> SET EXERCISE: Copy out all lines that carry the word "соответствующих".

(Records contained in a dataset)
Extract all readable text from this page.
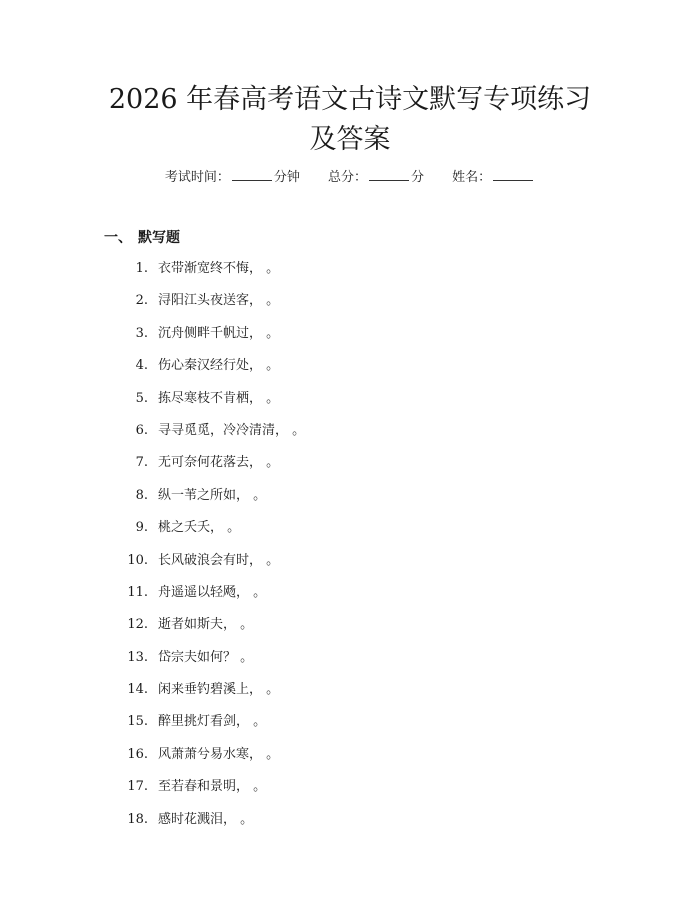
2026 年春高考语文古诗文默写专项练习及答案
考试时间：	分钟 总分：	分 姓名：
一、 默写题
1. 衣带渐宽终不悔， 。
2. 浔阳江头夜送客， 。
3. 沉舟侧畔千帆过， 。
4. 伤心秦汉经行处， 。
5. 拣尽寒枝不肯栖， 。
6. 寻寻觅觅，冷冷清清， 。
7. 无可奈何花落去， 。
8. 纵一苇之所如， 。
9. 桃之夭夭， 。
10. 长风破浪会有时， 。
11. 舟遥遥以轻飏， 。
12. 逝者如斯夫， 。
13. 岱宗夫如何？ 。
14. 闲来垂钓碧溪上， 。
15. 醉里挑灯看剑， 。
16. 风萧萧兮易水寒， 。
17. 至若春和景明， 。
18. 感时花溅泪， 。
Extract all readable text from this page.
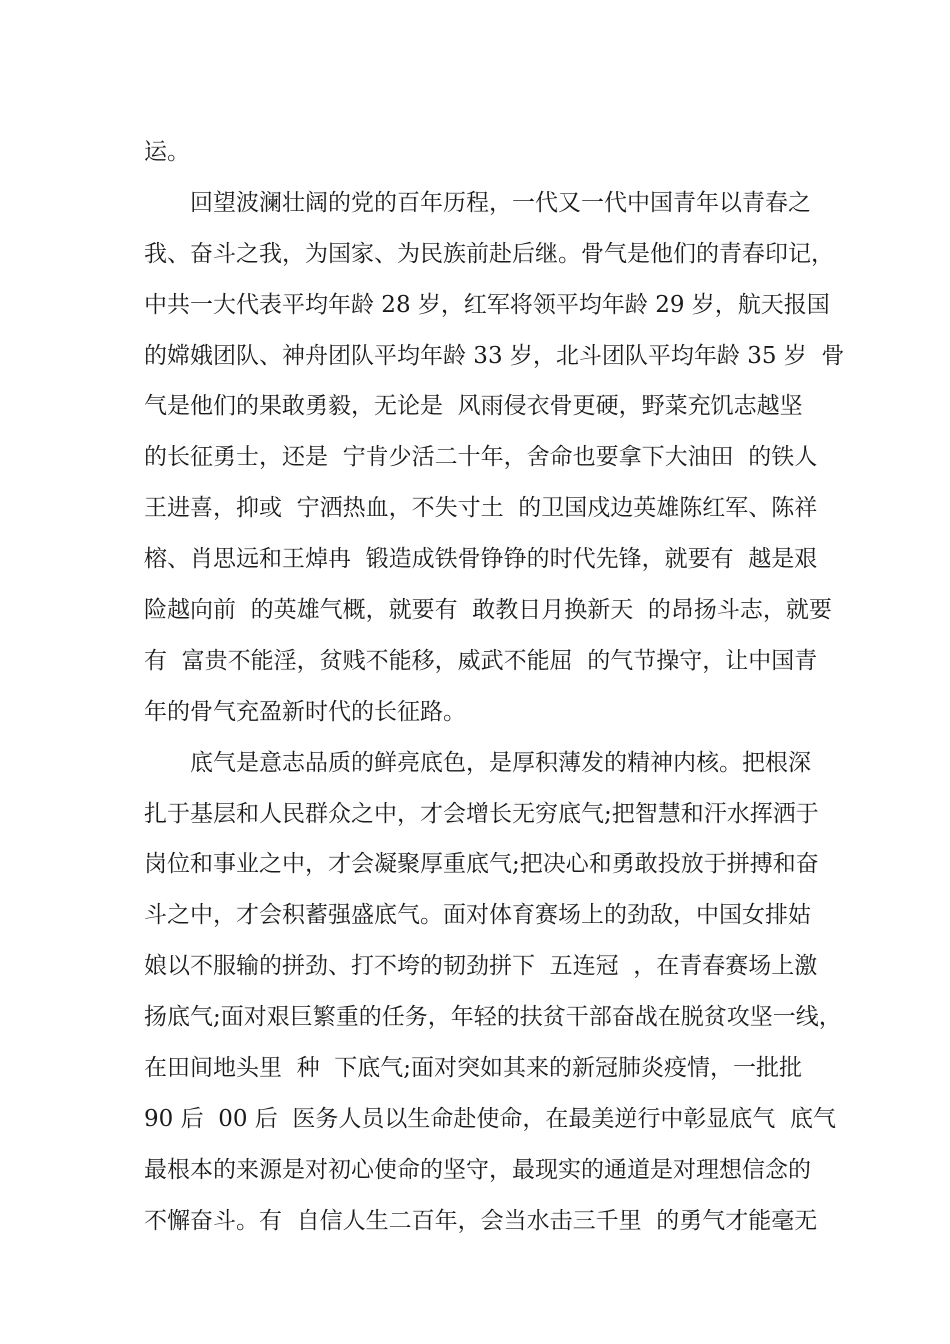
运。
回望波澜壮阔的党的百年历程，一代又一代中国青年以青春之
我、奋斗之我，为国家、为民族前赴后继。骨气是他们的青春印记，
中共一大代表平均年龄 28 岁，红军将领平均年龄 29 岁，航天报国
的嫦娥团队、神舟团队平均年龄 33 岁，北斗团队平均年龄 35 岁  骨
气是他们的果敢勇毅，无论是  风雨侵衣骨更硬，野菜充饥志越坚
的长征勇士，还是  宁肯少活二十年，舍命也要拿下大油田  的铁人
王进喜，抑或  宁洒热血，不失寸土  的卫国戍边英雄陈红军、陈祥
榕、肖思远和王焯冉  锻造成铁骨铮铮的时代先锋，就要有  越是艰
险越向前  的英雄气概，就要有  敢教日月换新天  的昂扬斗志，就要
有  富贵不能淫，贫贱不能移，威武不能屈  的气节操守，让中国青
年的骨气充盈新时代的长征路。
底气是意志品质的鲜亮底色，是厚积薄发的精神内核。把根深
扎于基层和人民群众之中，才会增长无穷底气;把智慧和汗水挥洒于
岗位和事业之中，才会凝聚厚重底气;把决心和勇敢投放于拼搏和奋
斗之中，才会积蓄强盛底气。面对体育赛场上的劲敌，中国女排姑
娘以不服输的拼劲、打不垮的韧劲拼下  五连冠  ，在青春赛场上激
扬底气;面对艰巨繁重的任务，年轻的扶贫干部奋战在脱贫攻坚一线，
在田间地头里  种  下底气;面对突如其来的新冠肺炎疫情，一批批
90 后  00 后  医务人员以生命赴使命，在最美逆行中彰显底气  底气
最根本的来源是对初心使命的坚守，最现实的通道是对理想信念的
不懈奋斗。有  自信人生二百年，会当水击三千里  的勇气才能毫无
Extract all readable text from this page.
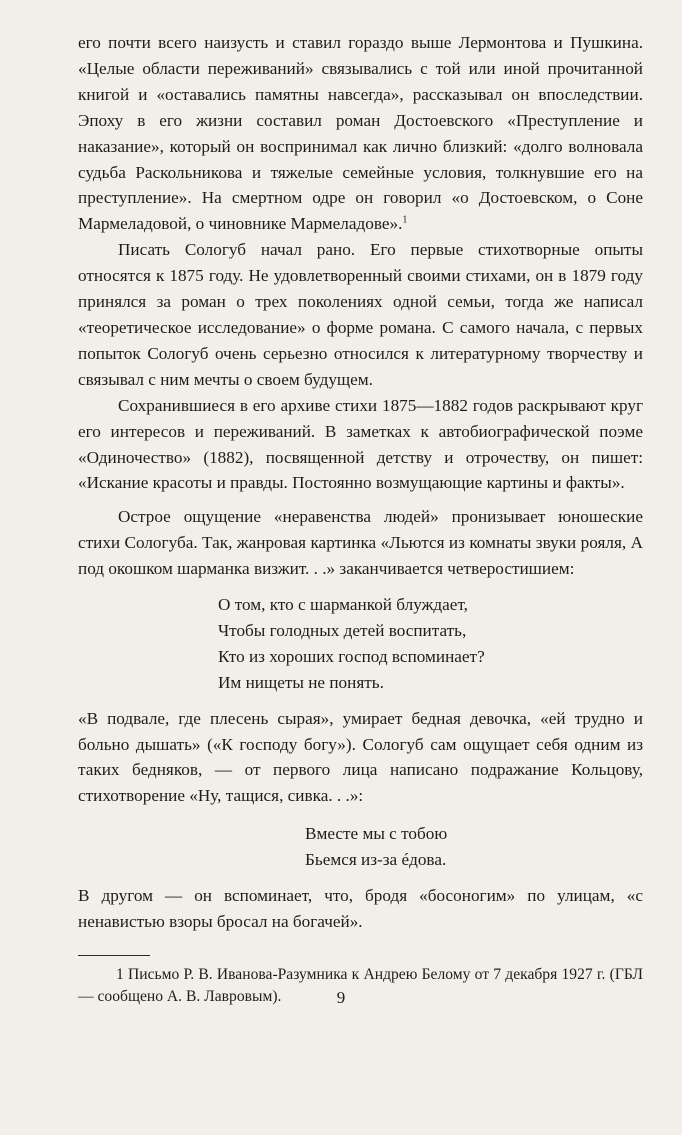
его почти всего наизусть и ставил гораздо выше Лермонтова и Пушкина. «Целые области переживаний» связывались с той или иной прочитанной книгой и «оставались памятны навсегда», рассказывал он впоследствии. Эпоху в его жизни составил роман Достоевского «Преступление и наказание», который он воспринимал как лично близкий: «долго волновала судьба Раскольникова и тяжелые семейные условия, толкнувшие его на преступление». На смертном одре он говорил «о Достоевском, о Соне Мармеладовой, о чиновнике Мармеладове».$^1$

Писать Сологуб начал рано. Его первые стихотворные опыты относятся к 1875 году. Не удовлетворенный своими стихами, он в 1879 году принялся за роман о трех поколениях одной семьи, тогда же написал «теоретическое исследование» о форме романа. С самого начала, с первых попыток Сологуб очень серьезно относился к литературному творчеству и связывал с ним мечты о своем будущем.

Сохранившиеся в его архиве стихи 1875—1882 годов раскрывают круг его интересов и переживаний. В заметках к автобиографической поэме «Одиночество» (1882), посвященной детству и отрочеству, он пишет: «Искание красоты и правды. Постоянно возмущающие картины и факты».

Острое ощущение «неравенства людей» пронизывает юношеские стихи Сологуба. Так, жанровая картинка «Льются из комнаты звуки рояля, А под окошком шарманка визжит. . .» заканчивается четверостишием:

О том, кто с шарманкой блуждает,
Чтобы голодных детей воспитать,
Кто из хороших господ вспоминает?
Им нищеты не понять.

«В подвале, где плесень сырая», умирает бедная девочка, «ей трудно и больно дышать» («К господу богу»). Сологуб сам ощущает себя одним из таких бедняков, — от первого лица написано подражание Кольцову, стихотворение «Ну, тащися, сивка. . .»:

Вместе мы с тобою
Бьемся из-за éдова.

В другом — он вспоминает, что, бродя «босоногим» по улицам, «с ненавистью взоры бросал на богачей».

1 Письмо Р. В. Иванова-Разумника к Андрею Белому от 7 декабря 1927 г. (ГБЛ — сообщено А. В. Лавровым).	9
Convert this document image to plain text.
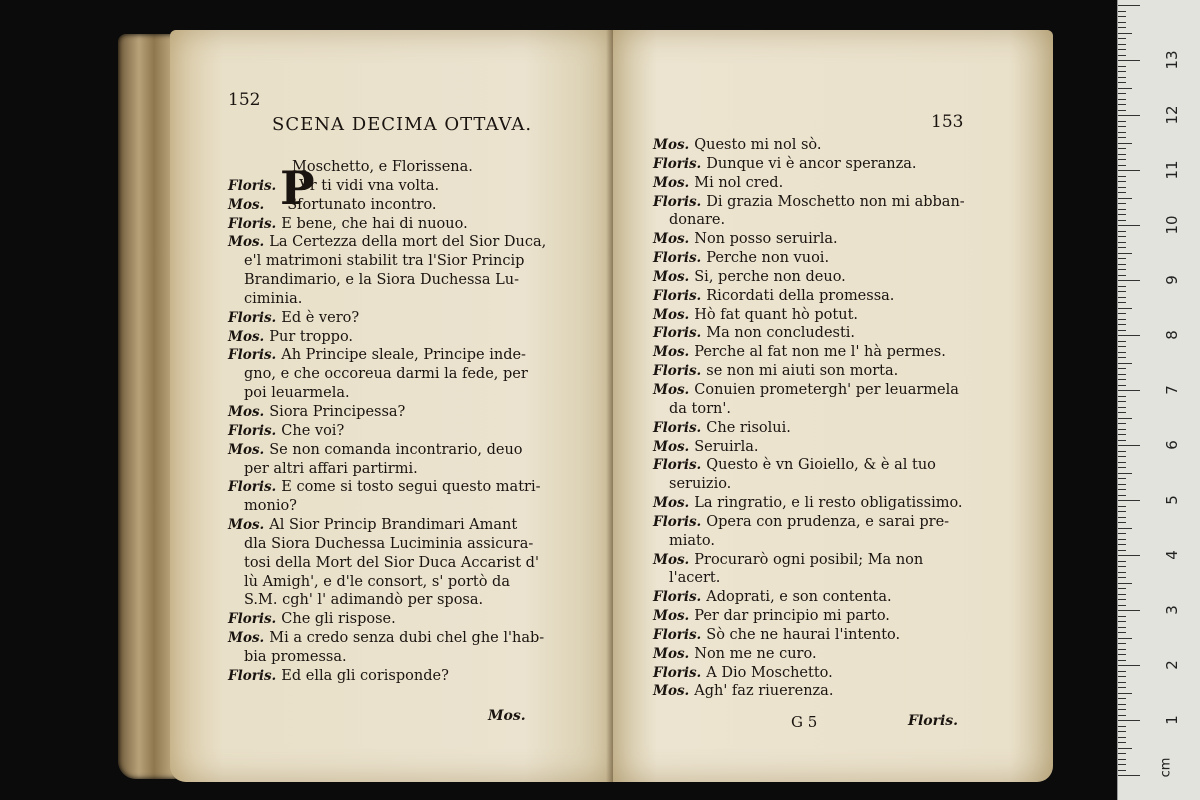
152
SCENA DECIMA OTTAVA.
P
Moschetto, e Florissena.
Floris. Vr ti vidi vna volta.
Mos. Sfortunato incontro.
Floris. E bene, che hai di nuouo.
Mos. La Certezza della mort del Sior Duca,
e'l matrimoni stabilit tra l'Sior Princip
Brandimario, e la Siora Duchessa Lu-
ciminia.
Floris. Ed è vero?
Mos. Pur troppo.
Floris. Ah Principe sleale, Principe inde-
gno, e che occoreua darmi la fede, per
poi leuarmela.
Mos. Siora Principessa?
Floris. Che voi?
Mos. Se non comanda incontrario, deuo
per altri affari partirmi.
Floris. E come si tosto segui questo matri-
monio?
Mos. Al Sior Princip Brandimari Amant
dla Siora Duchessa Luciminia assicura-
tosi della Mort del Sior Duca Accarist d'
lù Amigh', e d'le consort, s' portò da
S.M. cgh' l' adimandò per sposa.
Floris. Che gli rispose.
Mos. Mi a credo senza dubi chel ghe l'hab-
bia promessa.
Floris. Ed ella gli corisponde?
Mos.
153
Mos. Questo mi nol sò.
Floris. Dunque vi è ancor speranza.
Mos. Mi nol cred.
Floris. Di grazia Moschetto non mi abban-
donare.
Mos. Non posso seruirla.
Floris. Perche non vuoi.
Mos. Si, perche non deuo.
Floris. Ricordati della promessa.
Mos. Hò fat quant hò potut.
Floris. Ma non concludesti.
Mos. Perche al fat non me l' hà permes.
Floris. se non mi aiuti son morta.
Mos. Conuien prometergh' per leuarmela
da torn'.
Floris. Che risolui.
Mos. Seruirla.
Floris. Questo è vn Gioiello, & è al tuo
seruizio.
Mos. La ringratio, e li resto obligatissimo.
Floris. Opera con prudenza, e sarai pre-
miato.
Mos. Procurarò ogni posibil; Ma non
l'acert.
Floris. Adoprati, e son contenta.
Mos. Per dar principio mi parto.
Floris. Sò che ne haurai l'intento.
Mos. Non me ne curo.
Floris. A Dio Moschetto.
Mos. Agh' faz riuerenza.
G 5	Floris.
cm
1
2
3
4
5
6
7
8
9
10
11
12
13
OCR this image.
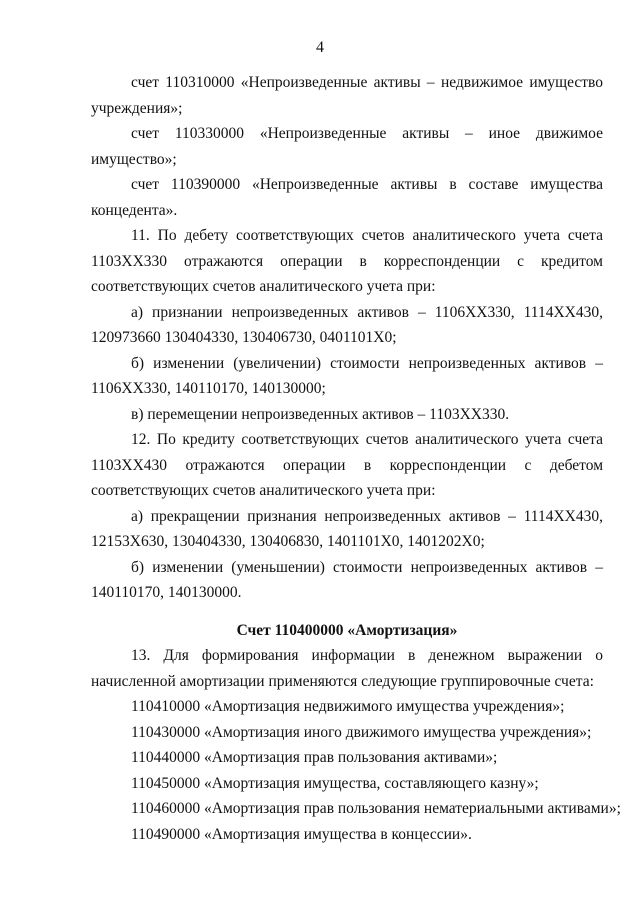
4

счет 110310000 «Непроизведенные активы – недвижимое имущество учреждения»;

счет 110330000 «Непроизведенные активы – иное движимое имущество»;

счет 110390000 «Непроизведенные активы в составе имущества концедента».

11. По дебету соответствующих счетов аналитического учета счета 1103ХХ330 отражаются операции в корреспонденции с кредитом соответствующих счетов аналитического учета при:

а) признании непроизведенных активов – 1106ХХ330, 1114ХХ430, 120973660 130404330, 130406730, 0401101Х0;

б) изменении (увеличении) стоимости непроизведенных активов – 1106ХХ330, 140110170, 140130000;

в) перемещении непроизведенных активов – 1103ХХ330.

12. По кредиту соответствующих счетов аналитического учета счета 1103ХХ430 отражаются операции в корреспонденции с дебетом соответствующих счетов аналитического учета при:

а) прекращении признания непроизведенных активов – 1114ХХ430, 12153Х630, 130404330, 130406830, 1401101Х0, 1401202Х0;

б) изменении (уменьшении) стоимости непроизведенных активов – 140110170, 140130000.

Счет 110400000 «Амортизация»

13. Для формирования информации в денежном выражении о начисленной амортизации применяются следующие группировочные счета:

110410000 «Амортизация недвижимого имущества учреждения»;

110430000 «Амортизация иного движимого имущества учреждения»;

110440000 «Амортизация прав пользования активами»;

110450000 «Амортизация имущества, составляющего казну»;

110460000 «Амортизация прав пользования нематериальными активами»;

110490000 «Амортизация имущества в концессии».
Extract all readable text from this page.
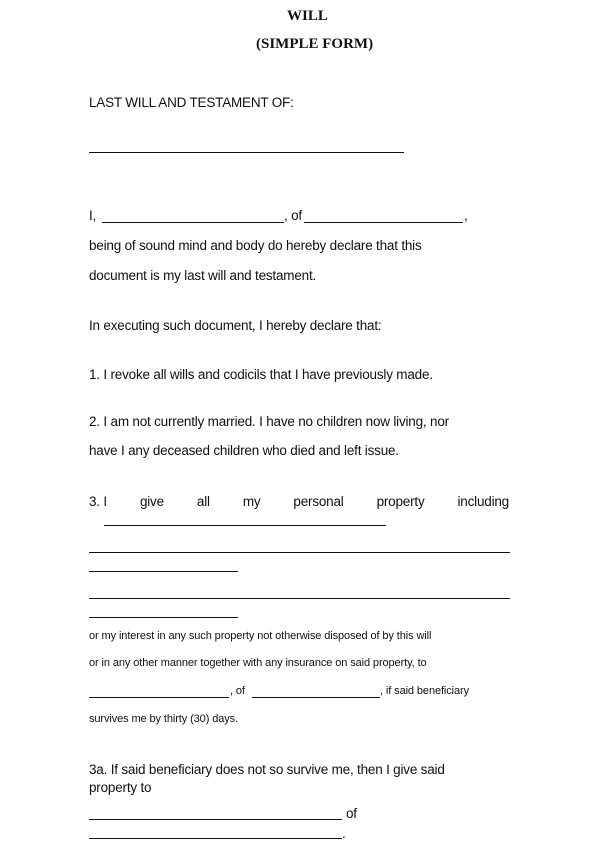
WILL
(SIMPLE FORM)
LAST WILL AND TESTAMENT OF:
I,	, of	,
being of sound mind and body do hereby declare that this
document is my last will and testament.
In executing such document, I hereby declare that:
1. I revoke all wills and codicils that I have previously made.
2. I am not currently married. I have no children now living, nor
have I any deceased children who died and left issue.
3. I give all my personal property including
or my interest in any such property not otherwise disposed of by this will
or in any other manner together with any insurance on said property, to
, of	, if said beneficiary
survives me by thirty (30) days.
3a. If said beneficiary does not so survive me, then I give said
property to
of
.
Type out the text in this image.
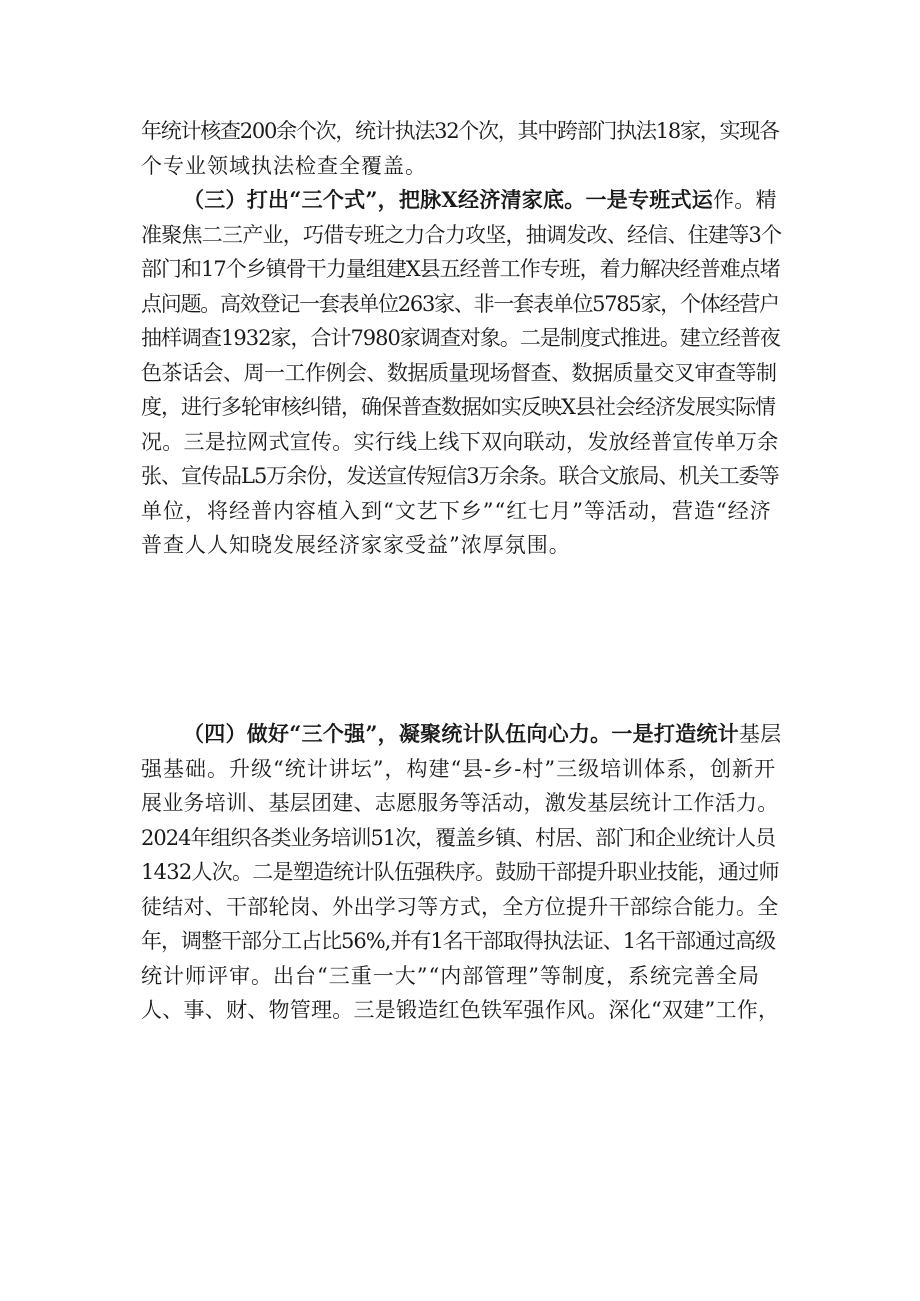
年统计核查200余个次，统计执法32个次，其中跨部门执法18家，实现各
个专业领域执法检查全覆盖。
（三）打出“三个式”，把脉X经济清家底。一是专班式运作。精
准聚焦二三产业，巧借专班之力合力攻坚，抽调发改、经信、住建等3个
部门和17个乡镇骨干力量组建X县五经普工作专班，着力解决经普难点堵
点问题。高效登记一套表单位263家、非一套表单位5785家，个体经营户
抽样调查1932家，合计7980家调查对象。二是制度式推进。建立经普夜
色茶话会、周一工作例会、数据质量现场督查、数据质量交叉审查等制
度，进行多轮审核纠错，确保普查数据如实反映X县社会经济发展实际情
况。三是拉网式宣传。实行线上线下双向联动，发放经普宣传单万余
张、宣传品L5万余份，发送宣传短信3万余条。联合文旅局、机关工委等
单位，将经普内容植入到“文艺下乡”“红七月”等活动，营造“经济
普查人人知晓发展经济家家受益”浓厚氛围。
（四）做好“三个强”，凝聚统计队伍向心力。一是打造统计基层
强基础。升级“统计讲坛”，构建“县-乡-村”三级培训体系，创新开
展业务培训、基层团建、志愿服务等活动，激发基层统计工作活力。
2024年组织各类业务培训51次，覆盖乡镇、村居、部门和企业统计人员
1432人次。二是塑造统计队伍强秩序。鼓励干部提升职业技能，通过师
徒结对、干部轮岗、外出学习等方式，全方位提升干部综合能力。全
年，调整干部分工占比56%,并有1名干部取得执法证、1名干部通过高级
统计师评审。出台“三重一大”“内部管理”等制度，系统完善全局
人、事、财、物管理。三是锻造红色铁军强作风。深化“双建”工作，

> RESPONSE:
11. По дебету соответствующих счетов аналитического учета счета 1103ХХ330 отражаются операции в корреспонденции с кредитом соответствующих счетов аналитического учета при:
12. По кредиту соответствующих счетов аналитического учета счета 1103ХХ430 отражаются операции в корреспонденции с дебетом соответствующих счетов аналитического учета при:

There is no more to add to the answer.